**To do**
Select each line where the word "Verlagerung" appears.

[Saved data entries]
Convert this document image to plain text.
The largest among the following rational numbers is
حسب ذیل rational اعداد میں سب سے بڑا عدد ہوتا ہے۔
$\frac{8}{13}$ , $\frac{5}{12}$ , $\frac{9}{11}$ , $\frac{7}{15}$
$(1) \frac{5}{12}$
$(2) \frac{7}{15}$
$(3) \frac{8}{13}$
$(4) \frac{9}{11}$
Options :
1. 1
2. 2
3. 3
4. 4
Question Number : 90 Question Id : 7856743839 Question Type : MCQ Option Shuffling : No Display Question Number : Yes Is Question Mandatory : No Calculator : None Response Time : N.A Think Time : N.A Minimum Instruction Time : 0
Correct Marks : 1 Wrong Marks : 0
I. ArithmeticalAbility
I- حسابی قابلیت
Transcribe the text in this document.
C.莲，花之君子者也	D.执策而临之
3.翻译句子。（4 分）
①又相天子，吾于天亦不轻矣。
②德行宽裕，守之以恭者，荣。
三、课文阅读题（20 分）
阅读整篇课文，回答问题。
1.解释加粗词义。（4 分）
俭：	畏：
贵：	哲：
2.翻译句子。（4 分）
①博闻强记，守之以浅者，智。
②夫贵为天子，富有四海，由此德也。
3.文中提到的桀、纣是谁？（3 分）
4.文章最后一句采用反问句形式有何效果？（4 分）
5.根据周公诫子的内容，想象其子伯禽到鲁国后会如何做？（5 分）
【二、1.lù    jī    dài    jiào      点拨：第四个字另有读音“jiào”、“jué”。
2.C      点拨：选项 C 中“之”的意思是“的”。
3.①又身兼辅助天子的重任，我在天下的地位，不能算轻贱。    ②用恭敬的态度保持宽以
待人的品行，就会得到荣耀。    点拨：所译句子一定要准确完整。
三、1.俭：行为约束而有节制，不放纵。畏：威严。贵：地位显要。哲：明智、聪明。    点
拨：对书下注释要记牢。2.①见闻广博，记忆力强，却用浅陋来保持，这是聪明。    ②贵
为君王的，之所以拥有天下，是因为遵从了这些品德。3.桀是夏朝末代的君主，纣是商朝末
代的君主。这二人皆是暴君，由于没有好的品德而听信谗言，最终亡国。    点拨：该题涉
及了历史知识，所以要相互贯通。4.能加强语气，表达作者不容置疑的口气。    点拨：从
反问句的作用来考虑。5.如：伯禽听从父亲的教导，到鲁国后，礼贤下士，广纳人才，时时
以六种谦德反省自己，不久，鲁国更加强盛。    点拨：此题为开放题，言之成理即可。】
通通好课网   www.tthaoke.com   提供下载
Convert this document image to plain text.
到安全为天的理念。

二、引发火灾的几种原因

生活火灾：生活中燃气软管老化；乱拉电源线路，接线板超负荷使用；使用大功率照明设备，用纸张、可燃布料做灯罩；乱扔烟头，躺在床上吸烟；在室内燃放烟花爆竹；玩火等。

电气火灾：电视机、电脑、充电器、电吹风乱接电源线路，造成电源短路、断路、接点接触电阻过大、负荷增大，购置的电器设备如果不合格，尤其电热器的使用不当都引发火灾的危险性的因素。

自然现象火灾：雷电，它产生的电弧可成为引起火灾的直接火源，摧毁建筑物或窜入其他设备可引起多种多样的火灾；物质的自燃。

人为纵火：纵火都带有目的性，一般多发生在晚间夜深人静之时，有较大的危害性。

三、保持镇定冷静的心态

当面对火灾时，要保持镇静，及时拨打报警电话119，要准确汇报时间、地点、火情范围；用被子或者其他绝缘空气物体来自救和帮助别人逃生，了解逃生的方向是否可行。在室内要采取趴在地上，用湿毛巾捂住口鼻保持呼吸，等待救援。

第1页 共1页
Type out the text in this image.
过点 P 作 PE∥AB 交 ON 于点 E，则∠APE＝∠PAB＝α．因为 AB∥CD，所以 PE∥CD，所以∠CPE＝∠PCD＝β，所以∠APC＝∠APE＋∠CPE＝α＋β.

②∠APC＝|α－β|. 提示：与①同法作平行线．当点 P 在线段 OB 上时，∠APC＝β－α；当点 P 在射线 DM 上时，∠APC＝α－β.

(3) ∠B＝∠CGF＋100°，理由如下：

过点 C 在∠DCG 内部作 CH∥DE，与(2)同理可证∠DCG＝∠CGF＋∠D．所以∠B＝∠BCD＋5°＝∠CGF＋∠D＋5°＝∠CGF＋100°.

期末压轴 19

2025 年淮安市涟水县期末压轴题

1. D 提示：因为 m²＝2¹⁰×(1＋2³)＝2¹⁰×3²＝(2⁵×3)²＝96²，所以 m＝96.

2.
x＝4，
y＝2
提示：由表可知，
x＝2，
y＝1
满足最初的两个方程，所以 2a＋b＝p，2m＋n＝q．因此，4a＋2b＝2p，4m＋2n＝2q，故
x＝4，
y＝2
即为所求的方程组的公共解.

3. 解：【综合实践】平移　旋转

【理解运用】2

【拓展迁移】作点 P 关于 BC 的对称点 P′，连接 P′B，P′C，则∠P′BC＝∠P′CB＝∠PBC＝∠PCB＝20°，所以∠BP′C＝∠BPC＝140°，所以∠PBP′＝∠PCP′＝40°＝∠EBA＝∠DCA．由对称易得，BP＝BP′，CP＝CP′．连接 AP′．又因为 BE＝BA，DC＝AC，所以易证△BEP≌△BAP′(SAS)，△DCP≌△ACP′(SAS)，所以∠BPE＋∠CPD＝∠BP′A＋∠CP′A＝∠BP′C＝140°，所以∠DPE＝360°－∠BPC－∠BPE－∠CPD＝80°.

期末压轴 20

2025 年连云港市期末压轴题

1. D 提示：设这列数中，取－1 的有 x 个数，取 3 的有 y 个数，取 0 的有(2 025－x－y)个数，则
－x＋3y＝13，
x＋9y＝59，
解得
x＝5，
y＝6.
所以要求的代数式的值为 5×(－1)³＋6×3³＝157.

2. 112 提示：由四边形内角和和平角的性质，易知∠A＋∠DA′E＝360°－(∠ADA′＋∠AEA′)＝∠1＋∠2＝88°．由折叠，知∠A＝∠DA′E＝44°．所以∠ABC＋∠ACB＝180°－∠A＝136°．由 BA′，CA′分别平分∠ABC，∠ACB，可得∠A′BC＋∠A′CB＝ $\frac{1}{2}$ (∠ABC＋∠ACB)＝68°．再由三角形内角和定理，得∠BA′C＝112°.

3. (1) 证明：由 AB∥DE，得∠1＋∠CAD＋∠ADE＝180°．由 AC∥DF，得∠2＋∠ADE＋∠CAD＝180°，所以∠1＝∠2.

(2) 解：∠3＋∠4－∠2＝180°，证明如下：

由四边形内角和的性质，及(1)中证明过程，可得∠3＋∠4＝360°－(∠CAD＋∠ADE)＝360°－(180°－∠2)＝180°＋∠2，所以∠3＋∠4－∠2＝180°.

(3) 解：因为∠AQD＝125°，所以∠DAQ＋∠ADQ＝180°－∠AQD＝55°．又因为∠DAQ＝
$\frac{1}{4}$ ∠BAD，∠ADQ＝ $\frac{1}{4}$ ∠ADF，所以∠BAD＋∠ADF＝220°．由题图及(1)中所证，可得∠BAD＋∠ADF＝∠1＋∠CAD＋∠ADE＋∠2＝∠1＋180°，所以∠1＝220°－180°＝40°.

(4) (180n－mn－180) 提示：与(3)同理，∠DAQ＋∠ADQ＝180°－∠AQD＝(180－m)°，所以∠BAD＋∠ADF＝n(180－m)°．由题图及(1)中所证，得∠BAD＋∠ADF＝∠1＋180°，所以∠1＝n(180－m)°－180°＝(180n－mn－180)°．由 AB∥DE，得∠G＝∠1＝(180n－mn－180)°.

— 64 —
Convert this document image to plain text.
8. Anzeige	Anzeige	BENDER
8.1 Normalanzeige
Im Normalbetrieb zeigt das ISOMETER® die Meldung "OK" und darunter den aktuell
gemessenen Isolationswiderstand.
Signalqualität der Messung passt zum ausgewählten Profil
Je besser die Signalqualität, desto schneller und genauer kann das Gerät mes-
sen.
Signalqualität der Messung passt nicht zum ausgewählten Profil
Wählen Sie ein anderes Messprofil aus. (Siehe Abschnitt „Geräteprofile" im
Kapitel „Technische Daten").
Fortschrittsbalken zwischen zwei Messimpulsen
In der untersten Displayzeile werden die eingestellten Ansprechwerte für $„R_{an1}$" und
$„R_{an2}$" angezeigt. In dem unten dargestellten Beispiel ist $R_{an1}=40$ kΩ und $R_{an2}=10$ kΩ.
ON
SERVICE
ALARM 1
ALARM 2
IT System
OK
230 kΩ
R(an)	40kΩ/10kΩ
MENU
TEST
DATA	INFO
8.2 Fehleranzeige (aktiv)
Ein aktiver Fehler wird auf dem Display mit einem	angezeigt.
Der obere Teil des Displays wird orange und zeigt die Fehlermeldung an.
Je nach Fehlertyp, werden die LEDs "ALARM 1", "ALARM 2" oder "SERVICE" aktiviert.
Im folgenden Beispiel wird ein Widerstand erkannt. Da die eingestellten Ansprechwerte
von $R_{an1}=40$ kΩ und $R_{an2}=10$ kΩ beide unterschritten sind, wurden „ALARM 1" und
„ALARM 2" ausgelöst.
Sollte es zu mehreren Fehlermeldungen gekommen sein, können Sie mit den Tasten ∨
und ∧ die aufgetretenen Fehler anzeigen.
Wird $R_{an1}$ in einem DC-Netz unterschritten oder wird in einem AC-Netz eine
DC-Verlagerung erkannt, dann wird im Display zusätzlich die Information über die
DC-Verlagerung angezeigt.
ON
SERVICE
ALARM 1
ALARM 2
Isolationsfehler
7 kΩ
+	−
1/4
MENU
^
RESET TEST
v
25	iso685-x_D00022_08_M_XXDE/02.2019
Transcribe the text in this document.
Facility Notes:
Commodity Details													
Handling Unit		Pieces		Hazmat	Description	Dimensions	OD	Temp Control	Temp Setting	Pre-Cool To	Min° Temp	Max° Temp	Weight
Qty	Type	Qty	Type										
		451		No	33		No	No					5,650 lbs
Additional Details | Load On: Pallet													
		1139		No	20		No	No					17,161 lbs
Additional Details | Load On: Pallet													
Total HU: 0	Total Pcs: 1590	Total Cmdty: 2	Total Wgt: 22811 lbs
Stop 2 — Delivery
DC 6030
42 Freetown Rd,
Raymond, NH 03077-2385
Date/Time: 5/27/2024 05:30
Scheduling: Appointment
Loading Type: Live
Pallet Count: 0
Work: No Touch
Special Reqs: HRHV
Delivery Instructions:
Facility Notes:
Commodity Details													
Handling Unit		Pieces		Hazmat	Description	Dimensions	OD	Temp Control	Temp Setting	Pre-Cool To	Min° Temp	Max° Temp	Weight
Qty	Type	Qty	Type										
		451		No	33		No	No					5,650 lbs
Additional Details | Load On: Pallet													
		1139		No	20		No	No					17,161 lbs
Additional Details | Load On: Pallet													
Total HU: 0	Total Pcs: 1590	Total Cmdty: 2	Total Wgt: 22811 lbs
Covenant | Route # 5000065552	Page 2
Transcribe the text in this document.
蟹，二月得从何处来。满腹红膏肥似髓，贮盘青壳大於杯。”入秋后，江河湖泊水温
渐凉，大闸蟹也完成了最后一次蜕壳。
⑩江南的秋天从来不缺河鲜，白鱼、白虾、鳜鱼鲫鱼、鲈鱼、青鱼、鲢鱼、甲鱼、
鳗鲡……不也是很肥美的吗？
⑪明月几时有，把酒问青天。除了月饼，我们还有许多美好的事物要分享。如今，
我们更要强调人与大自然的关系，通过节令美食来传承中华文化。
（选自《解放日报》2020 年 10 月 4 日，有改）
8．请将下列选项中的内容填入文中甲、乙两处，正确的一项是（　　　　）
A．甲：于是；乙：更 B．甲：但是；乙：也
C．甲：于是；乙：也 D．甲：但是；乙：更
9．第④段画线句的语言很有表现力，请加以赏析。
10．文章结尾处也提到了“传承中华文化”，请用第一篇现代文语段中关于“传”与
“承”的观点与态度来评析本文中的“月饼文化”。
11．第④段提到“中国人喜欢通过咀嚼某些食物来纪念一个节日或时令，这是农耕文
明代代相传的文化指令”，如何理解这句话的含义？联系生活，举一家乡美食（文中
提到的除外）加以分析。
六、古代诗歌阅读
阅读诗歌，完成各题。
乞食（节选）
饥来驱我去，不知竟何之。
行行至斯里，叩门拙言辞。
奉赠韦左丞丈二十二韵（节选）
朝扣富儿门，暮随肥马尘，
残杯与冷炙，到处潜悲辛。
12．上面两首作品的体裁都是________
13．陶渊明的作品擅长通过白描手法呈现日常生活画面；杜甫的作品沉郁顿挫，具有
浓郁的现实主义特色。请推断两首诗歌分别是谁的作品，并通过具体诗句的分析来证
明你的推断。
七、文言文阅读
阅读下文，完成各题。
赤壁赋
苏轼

**Written reply**
DC-Verlagerung erkannt, dann wird im Display zusätzlich die Information über die
DC-Verlagerung angezeigt.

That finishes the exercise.